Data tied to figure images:

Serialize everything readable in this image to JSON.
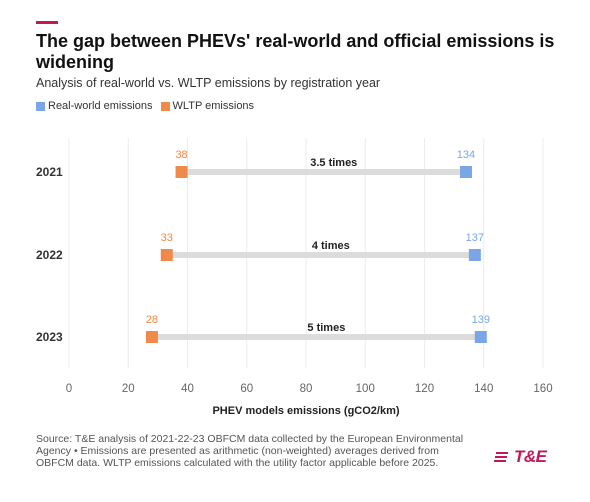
{
  "header": {
    "title": "The gap between PHEVs' real-world and official emissions is widening",
    "subtitle": "Analysis of real-world vs. WLTP emissions by registration year"
  },
  "legend": {
    "real_label": "Real-world emissions",
    "wltp_label": "WLTP emissions"
  },
  "colors": {
    "real": "#7aa6e8",
    "wltp": "#f08a4b",
    "connector": "#dcdcdc",
    "accent": "#c2185b"
  },
  "chart_data": {
    "type": "dumbbell",
    "xlabel": "PHEV models emissions (gCO2/km)",
    "xlim": [
      0,
      160
    ],
    "xticks": [
      0,
      20,
      40,
      60,
      80,
      100,
      120,
      140,
      160
    ],
    "grid": true,
    "legend_position": "top-left",
    "categories": [
      "2021",
      "2022",
      "2023"
    ],
    "series": [
      {
        "name": "Real-world emissions",
        "values": [
          134,
          137,
          139
        ]
      },
      {
        "name": "WLTP emissions",
        "values": [
          38,
          33,
          28
        ]
      }
    ],
    "annotations": [
      "3.5 times",
      "4 times",
      "5 times"
    ]
  },
  "footer": {
    "source": "Source: T&E analysis of 2021-22-23 OBFCM data collected by the European Environmental Agency • Emissions are presented as arithmetic (non-weighted) averages derived from OBFCM data. WLTP emissions calculated with the utility factor applicable before 2025.",
    "logo_text": "T&E"
  }
}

● **Goal of the exercise**: Every record above must be given again exactly; drop the pictures.

● **The completed task**:
Serialize everything readable in this image to JSON.
{
  "header": {
    "title": "The gap between PHEVs' real-world and official emissions is widening",
    "subtitle": "Analysis of real-world vs. WLTP emissions by registration year"
  },
  "legend": {
    "real_label": "Real-world emissions",
    "wltp_label": "WLTP emissions"
  },
  "colors": {
    "real": "#7aa6e8",
    "wltp": "#f08a4b",
    "connector": "#dcdcdc",
    "accent": "#c2185b"
  },
  "chart_data": {
    "type": "dumbbell",
    "xlabel": "PHEV models emissions (gCO2/km)",
    "xlim": [
      0,
      160
    ],
    "xticks": [
      0,
      20,
      40,
      60,
      80,
      100,
      120,
      140,
      160
    ],
    "grid": true,
    "legend_position": "top-left",
    "categories": [
      "2021",
      "2022",
      "2023"
    ],
    "series": [
      {
        "name": "Real-world emissions",
        "values": [
          134,
          137,
          139
        ]
      },
      {
        "name": "WLTP emissions",
        "values": [
          38,
          33,
          28
        ]
      }
    ],
    "annotations": [
      "3.5 times",
      "4 times",
      "5 times"
    ]
  },
  "footer": {
    "source": "Source: T&E analysis of 2021-22-23 OBFCM data collected by the European Environmental Agency • Emissions are presented as arithmetic (non-weighted) averages derived from OBFCM data. WLTP emissions calculated with the utility factor applicable before 2025.",
    "logo_text": "T&E"
  }
}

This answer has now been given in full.